* _The request_
Reproduce the data that follows in its entirety, character for character.

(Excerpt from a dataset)

* * * * * * *

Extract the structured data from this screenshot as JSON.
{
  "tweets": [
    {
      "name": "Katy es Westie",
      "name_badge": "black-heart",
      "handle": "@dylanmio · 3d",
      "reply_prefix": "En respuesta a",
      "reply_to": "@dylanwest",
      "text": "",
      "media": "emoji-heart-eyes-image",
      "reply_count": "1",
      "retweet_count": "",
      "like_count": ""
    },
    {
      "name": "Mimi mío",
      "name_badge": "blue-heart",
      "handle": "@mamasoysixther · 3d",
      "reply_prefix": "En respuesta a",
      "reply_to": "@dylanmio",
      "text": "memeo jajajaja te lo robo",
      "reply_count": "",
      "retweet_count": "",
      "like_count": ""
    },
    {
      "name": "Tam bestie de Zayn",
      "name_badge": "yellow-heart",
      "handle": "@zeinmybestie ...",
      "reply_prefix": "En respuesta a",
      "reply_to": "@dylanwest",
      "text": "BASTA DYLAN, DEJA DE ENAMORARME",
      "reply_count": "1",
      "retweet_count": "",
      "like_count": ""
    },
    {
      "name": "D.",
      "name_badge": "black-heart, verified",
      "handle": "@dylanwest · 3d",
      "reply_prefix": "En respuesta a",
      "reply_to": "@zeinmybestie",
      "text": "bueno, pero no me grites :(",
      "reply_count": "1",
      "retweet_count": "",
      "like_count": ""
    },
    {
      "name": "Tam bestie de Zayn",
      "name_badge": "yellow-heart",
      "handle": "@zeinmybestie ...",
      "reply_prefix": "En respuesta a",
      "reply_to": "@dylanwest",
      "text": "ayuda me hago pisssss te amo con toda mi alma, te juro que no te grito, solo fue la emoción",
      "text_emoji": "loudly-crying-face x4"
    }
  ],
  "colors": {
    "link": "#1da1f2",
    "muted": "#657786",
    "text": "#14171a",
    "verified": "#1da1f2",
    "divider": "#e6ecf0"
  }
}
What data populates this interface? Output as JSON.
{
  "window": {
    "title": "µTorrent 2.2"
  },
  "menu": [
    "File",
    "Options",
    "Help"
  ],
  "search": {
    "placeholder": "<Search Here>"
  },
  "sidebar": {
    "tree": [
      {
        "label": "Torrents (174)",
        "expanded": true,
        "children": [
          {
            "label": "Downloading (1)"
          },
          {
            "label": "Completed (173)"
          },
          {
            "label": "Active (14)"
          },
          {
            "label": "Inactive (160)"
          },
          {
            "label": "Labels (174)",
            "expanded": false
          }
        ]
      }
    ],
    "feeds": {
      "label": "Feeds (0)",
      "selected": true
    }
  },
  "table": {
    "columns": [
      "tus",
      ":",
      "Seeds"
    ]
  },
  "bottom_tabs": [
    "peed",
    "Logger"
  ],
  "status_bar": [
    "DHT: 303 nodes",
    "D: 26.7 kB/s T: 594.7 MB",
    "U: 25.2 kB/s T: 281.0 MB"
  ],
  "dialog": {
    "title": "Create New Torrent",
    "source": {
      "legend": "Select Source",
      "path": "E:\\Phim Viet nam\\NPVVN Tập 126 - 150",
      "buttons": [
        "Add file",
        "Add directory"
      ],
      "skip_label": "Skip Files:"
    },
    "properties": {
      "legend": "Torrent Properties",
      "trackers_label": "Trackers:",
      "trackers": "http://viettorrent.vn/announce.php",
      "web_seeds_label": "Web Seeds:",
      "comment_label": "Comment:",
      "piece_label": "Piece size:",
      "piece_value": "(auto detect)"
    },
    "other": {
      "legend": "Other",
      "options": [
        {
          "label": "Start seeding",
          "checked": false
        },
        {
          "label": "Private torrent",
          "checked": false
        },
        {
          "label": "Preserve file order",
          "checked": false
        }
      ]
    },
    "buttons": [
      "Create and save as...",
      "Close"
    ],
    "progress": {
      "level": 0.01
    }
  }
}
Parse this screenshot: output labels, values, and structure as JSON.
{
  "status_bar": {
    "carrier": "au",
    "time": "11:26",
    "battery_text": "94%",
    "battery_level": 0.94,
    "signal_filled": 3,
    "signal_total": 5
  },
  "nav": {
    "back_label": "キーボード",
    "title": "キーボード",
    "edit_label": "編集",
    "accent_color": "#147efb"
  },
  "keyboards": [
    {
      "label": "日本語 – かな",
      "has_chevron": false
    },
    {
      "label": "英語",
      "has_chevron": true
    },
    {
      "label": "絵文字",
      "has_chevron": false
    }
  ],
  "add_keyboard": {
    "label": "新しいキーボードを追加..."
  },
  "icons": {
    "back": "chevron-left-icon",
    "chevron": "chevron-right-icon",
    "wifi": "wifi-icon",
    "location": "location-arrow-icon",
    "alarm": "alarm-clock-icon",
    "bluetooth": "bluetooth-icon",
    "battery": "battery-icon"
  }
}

* * * * * * *

* _Reply to the exercise_
Extract the structured data from this screenshot as JSON.
{
  "tweets": [
    {
      "name": "Katy es Westie",
      "name_badge": "black-heart",
      "handle": "@dylanmio · 3d",
      "reply_prefix": "En respuesta a",
      "reply_to": "@dylanwest",
      "text": "",
      "media": "emoji-heart-eyes-image",
      "reply_count": "1",
      "retweet_count": "",
      "like_count": ""
    },
    {
      "name": "Mimi mío",
      "name_badge": "blue-heart",
      "handle": "@mamasoysixther · 3d",
      "reply_prefix": "En respuesta a",
      "reply_to": "@dylanmio",
      "text": "memeo jajajaja te lo robo",
      "reply_count": "",
      "retweet_count": "",
      "like_count": ""
    },
    {
      "name": "Tam bestie de Zayn",
      "name_badge": "yellow-heart",
      "handle": "@zeinmybestie ...",
      "reply_prefix": "En respuesta a",
      "reply_to": "@dylanwest",
      "text": "BASTA DYLAN, DEJA DE ENAMORARME",
      "reply_count": "1",
      "retweet_count": "",
      "like_count": ""
    },
    {
      "name": "D.",
      "name_badge": "black-heart, verified",
      "handle": "@dylanwest · 3d",
      "reply_prefix": "En respuesta a",
      "reply_to": "@zeinmybestie",
      "text": "bueno, pero no me grites :(",
      "reply_count": "1",
      "retweet_count": "",
      "like_count": ""
    },
    {
      "name": "Tam bestie de Zayn",
      "name_badge": "yellow-heart",
      "handle": "@zeinmybestie ...",
      "reply_prefix": "En respuesta a",
      "reply_to": "@dylanwest",
      "text": "ayuda me hago pisssss te amo con toda mi alma, te juro que no te grito, solo fue la emoción",
      "text_emoji": "loudly-crying-face x4"
    }
  ],
  "colors": {
    "link": "#1da1f2",
    "muted": "#657786",
    "text": "#14171a",
    "verified": "#1da1f2",
    "divider": "#e6ecf0"
  }
}
What data populates this interface? Output as JSON.
{
  "window": {
    "title": "µTorrent 2.2"
  },
  "menu": [
    "File",
    "Options",
    "Help"
  ],
  "search": {
    "placeholder": "<Search Here>"
  },
  "sidebar": {
    "tree": [
      {
        "label": "Torrents (174)",
        "expanded": true,
        "children": [
          {
            "label": "Downloading (1)"
          },
          {
            "label": "Completed (173)"
          },
          {
            "label": "Active (14)"
          },
          {
            "label": "Inactive (160)"
          },
          {
            "label": "Labels (174)",
            "expanded": false
          }
        ]
      }
    ],
    "feeds": {
      "label": "Feeds (0)",
      "selected": true
    }
  },
  "table": {
    "columns": [
      "tus",
      ":",
      "Seeds"
    ]
  },
  "bottom_tabs": [
    "peed",
    "Logger"
  ],
  "status_bar": [
    "DHT: 303 nodes",
    "D: 26.7 kB/s T: 594.7 MB",
    "U: 25.2 kB/s T: 281.0 MB"
  ],
  "dialog": {
    "title": "Create New Torrent",
    "source": {
      "legend": "Select Source",
      "path": "E:\\Phim Viet nam\\NPVVN Tập 126 - 150",
      "buttons": [
        "Add file",
        "Add directory"
      ],
      "skip_label": "Skip Files:"
    },
    "properties": {
      "legend": "Torrent Properties",
      "trackers_label": "Trackers:",
      "trackers": "http://viettorrent.vn/announce.php",
      "web_seeds_label": "Web Seeds:",
      "comment_label": "Comment:",
      "piece_label": "Piece size:",
      "piece_value": "(auto detect)"
    },
    "other": {
      "legend": "Other",
      "options": [
        {
          "label": "Start seeding",
          "checked": false
        },
        {
          "label": "Private torrent",
          "checked": false
        },
        {
          "label": "Preserve file order",
          "checked": false
        }
      ]
    },
    "buttons": [
      "Create and save as...",
      "Close"
    ],
    "progress": {
      "level": 0.01
    }
  }
}
Parse this screenshot: output labels, values, and structure as JSON.
{
  "status_bar": {
    "carrier": "au",
    "time": "11:26",
    "battery_text": "94%",
    "battery_level": 0.94,
    "signal_filled": 3,
    "signal_total": 5
  },
  "nav": {
    "back_label": "キーボード",
    "title": "キーボード",
    "edit_label": "編集",
    "accent_color": "#147efb"
  },
  "keyboards": [
    {
      "label": "日本語 – かな",
      "has_chevron": false
    },
    {
      "label": "英語",
      "has_chevron": true
    },
    {
      "label": "絵文字",
      "has_chevron": false
    }
  ],
  "add_keyboard": {
    "label": "新しいキーボードを追加..."
  },
  "icons": {
    "back": "chevron-left-icon",
    "chevron": "chevron-right-icon",
    "wifi": "wifi-icon",
    "location": "location-arrow-icon",
    "alarm": "alarm-clock-icon",
    "bluetooth": "bluetooth-icon",
    "battery": "battery-icon"
  }
}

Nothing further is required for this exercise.